What the task requires: In the listing, rewrite the lines from the line with "bar-importing-2015/16 <box>549 285" to the line with "page-number: 08 <box>1052", replacing "page-number" with "page-label" and keeping everything else the same. Give only those lines.

(Element boundary listing)
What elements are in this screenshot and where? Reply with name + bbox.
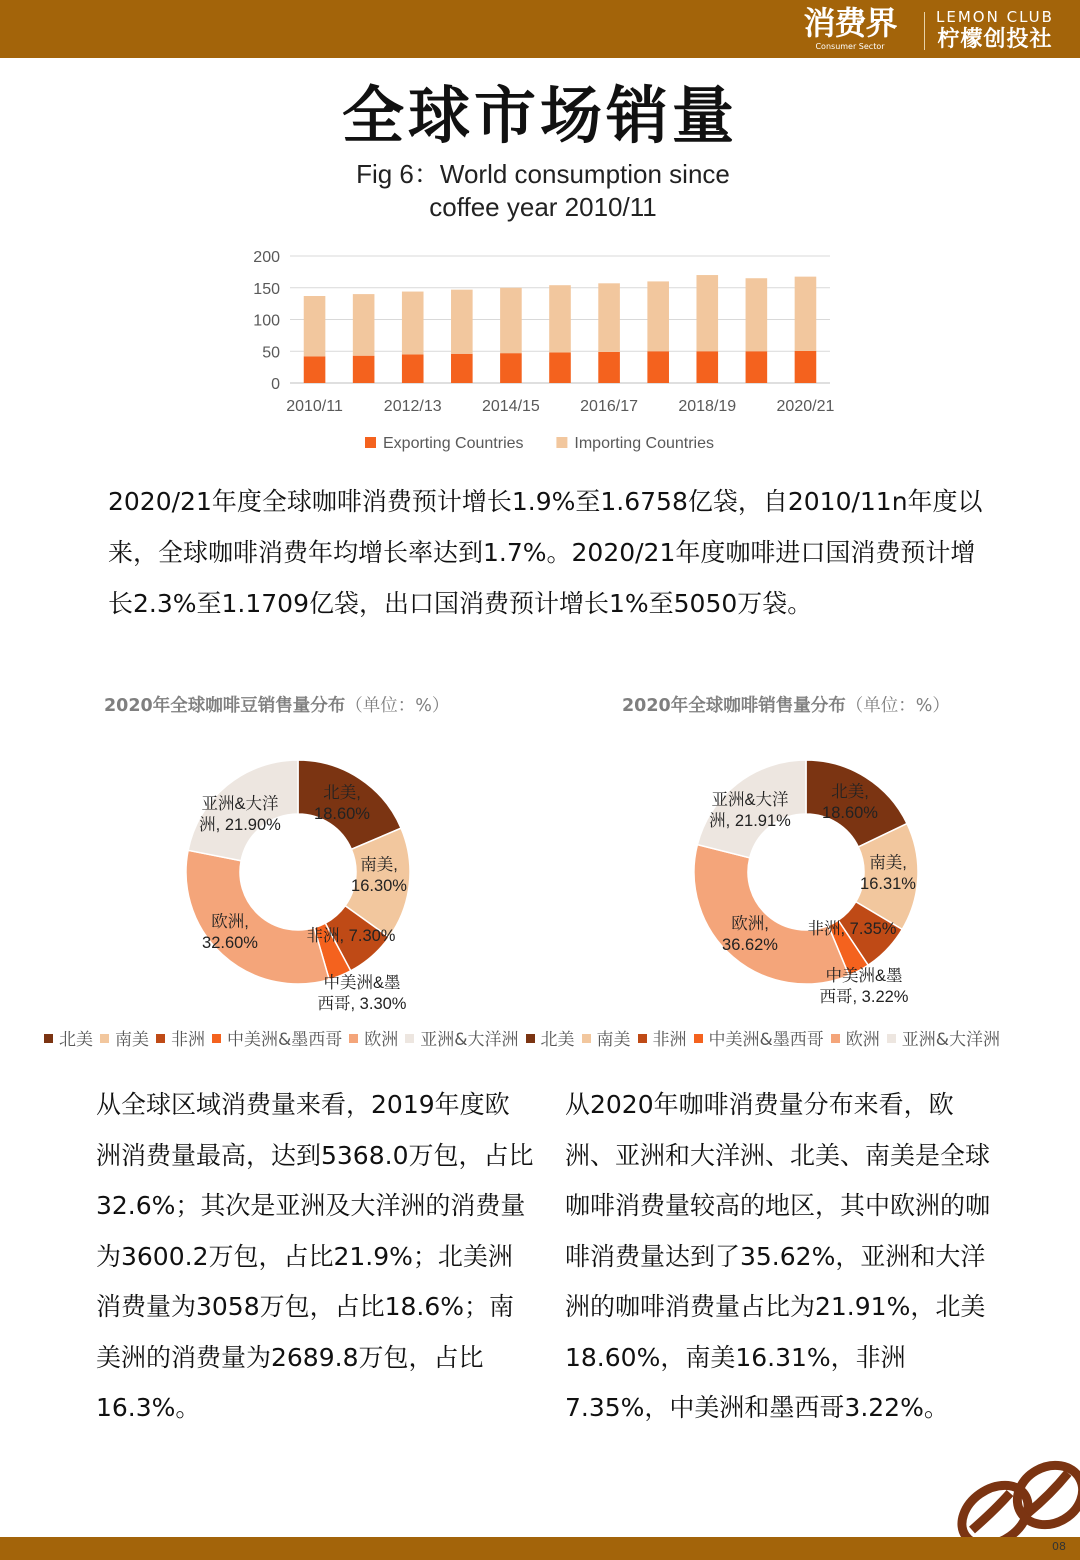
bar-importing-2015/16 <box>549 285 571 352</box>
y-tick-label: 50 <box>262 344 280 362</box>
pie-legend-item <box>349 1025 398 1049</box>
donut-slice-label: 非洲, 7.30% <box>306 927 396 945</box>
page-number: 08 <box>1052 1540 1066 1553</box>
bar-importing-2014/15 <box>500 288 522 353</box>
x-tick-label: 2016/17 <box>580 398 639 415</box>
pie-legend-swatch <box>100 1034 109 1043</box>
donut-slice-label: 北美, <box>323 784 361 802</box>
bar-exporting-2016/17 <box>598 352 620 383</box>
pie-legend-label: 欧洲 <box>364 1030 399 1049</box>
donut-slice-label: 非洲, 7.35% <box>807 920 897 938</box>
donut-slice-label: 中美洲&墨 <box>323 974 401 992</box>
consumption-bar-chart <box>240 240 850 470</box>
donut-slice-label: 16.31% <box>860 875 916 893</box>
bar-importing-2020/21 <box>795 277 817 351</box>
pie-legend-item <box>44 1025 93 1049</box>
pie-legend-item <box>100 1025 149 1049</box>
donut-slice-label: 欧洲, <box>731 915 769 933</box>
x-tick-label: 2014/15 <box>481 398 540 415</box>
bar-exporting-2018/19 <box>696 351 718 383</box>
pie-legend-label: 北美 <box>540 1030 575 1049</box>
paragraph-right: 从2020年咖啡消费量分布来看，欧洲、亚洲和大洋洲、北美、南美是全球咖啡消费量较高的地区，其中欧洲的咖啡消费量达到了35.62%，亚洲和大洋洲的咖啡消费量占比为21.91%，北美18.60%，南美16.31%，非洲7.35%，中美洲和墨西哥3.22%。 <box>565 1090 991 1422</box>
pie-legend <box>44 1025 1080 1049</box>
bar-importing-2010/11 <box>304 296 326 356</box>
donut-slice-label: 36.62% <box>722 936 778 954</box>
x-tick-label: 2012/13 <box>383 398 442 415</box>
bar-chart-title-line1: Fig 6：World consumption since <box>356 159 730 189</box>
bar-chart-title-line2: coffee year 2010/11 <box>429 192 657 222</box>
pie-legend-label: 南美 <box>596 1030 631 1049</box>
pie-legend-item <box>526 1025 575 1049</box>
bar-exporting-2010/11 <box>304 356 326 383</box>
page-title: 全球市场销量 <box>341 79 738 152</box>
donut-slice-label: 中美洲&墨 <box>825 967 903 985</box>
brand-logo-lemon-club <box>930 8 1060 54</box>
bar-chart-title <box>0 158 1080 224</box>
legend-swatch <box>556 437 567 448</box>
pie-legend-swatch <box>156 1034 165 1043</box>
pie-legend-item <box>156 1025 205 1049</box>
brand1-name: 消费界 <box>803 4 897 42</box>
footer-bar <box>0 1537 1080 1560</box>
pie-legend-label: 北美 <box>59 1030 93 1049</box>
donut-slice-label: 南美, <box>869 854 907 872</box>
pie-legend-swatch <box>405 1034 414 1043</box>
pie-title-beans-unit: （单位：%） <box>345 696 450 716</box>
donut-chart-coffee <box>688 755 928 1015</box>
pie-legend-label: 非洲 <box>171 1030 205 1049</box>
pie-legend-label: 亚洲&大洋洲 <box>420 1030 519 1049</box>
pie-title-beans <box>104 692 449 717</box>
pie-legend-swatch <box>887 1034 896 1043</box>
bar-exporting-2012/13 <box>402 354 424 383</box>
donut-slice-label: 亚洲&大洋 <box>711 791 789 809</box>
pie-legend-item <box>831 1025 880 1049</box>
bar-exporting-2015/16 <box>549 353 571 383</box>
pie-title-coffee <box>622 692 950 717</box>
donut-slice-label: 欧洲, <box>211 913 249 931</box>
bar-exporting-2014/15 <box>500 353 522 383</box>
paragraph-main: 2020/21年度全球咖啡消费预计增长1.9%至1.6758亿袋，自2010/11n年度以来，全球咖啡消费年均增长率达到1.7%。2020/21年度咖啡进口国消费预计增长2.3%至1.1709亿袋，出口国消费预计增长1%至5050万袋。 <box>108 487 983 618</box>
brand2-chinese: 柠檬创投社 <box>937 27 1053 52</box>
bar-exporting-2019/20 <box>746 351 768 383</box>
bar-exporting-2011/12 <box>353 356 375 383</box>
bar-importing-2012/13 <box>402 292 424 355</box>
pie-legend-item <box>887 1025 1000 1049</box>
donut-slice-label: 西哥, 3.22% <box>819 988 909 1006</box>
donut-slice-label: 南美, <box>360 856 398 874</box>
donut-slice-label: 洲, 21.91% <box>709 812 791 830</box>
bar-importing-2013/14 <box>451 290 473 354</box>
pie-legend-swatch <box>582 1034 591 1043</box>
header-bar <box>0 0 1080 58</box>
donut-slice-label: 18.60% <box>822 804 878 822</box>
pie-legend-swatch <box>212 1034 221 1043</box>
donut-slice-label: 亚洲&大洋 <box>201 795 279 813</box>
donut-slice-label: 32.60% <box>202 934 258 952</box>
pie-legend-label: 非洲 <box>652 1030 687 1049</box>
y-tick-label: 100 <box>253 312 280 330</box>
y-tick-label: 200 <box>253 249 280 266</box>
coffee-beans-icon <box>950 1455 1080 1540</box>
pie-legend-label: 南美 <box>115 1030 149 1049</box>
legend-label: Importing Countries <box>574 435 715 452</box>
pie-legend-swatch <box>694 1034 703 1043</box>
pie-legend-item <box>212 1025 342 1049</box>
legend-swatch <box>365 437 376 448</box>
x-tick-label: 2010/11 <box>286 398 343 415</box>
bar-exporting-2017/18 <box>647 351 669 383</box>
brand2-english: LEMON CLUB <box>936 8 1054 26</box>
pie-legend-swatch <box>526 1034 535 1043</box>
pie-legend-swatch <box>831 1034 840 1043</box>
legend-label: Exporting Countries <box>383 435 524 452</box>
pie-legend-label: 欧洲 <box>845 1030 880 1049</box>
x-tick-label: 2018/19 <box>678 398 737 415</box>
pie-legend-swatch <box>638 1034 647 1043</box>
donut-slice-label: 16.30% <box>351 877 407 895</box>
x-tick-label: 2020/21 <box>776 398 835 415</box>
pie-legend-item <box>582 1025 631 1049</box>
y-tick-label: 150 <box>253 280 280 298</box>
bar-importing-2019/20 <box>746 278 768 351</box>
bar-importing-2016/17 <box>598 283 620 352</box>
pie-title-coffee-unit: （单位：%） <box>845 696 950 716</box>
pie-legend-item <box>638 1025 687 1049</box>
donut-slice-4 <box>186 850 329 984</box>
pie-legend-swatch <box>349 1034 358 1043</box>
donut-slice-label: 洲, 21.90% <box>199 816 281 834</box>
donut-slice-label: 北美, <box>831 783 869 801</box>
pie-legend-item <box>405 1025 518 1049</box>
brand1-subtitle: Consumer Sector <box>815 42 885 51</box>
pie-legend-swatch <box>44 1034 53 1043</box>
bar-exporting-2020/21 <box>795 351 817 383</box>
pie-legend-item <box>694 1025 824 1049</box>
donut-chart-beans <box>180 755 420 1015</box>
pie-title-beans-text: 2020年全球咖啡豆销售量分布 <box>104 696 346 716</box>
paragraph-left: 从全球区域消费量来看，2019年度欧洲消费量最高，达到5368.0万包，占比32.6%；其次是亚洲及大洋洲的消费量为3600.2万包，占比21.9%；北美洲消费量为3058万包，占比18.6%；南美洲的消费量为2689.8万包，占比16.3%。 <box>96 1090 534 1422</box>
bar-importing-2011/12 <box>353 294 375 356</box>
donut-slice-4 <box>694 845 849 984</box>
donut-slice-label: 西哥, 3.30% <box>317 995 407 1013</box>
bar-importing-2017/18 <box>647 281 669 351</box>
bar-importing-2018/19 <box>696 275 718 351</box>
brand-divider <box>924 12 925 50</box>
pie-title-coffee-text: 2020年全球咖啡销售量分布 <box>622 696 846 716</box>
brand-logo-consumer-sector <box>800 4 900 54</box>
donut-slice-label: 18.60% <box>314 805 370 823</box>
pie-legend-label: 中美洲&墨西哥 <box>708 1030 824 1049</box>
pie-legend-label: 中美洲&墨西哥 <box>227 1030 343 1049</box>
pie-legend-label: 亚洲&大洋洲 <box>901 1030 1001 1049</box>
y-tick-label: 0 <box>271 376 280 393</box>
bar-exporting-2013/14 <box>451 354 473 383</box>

The reply:
bar-importing-2015/16 <box>549 285 571 352</box>
y-tick-label: 50 <box>262 344 280 362</box>
pie-legend-item <box>349 1025 398 1049</box>
donut-slice-label: 非洲, 7.30% <box>306 927 396 945</box>
page-label: 08 <box>1052 1540 1066 1553</box>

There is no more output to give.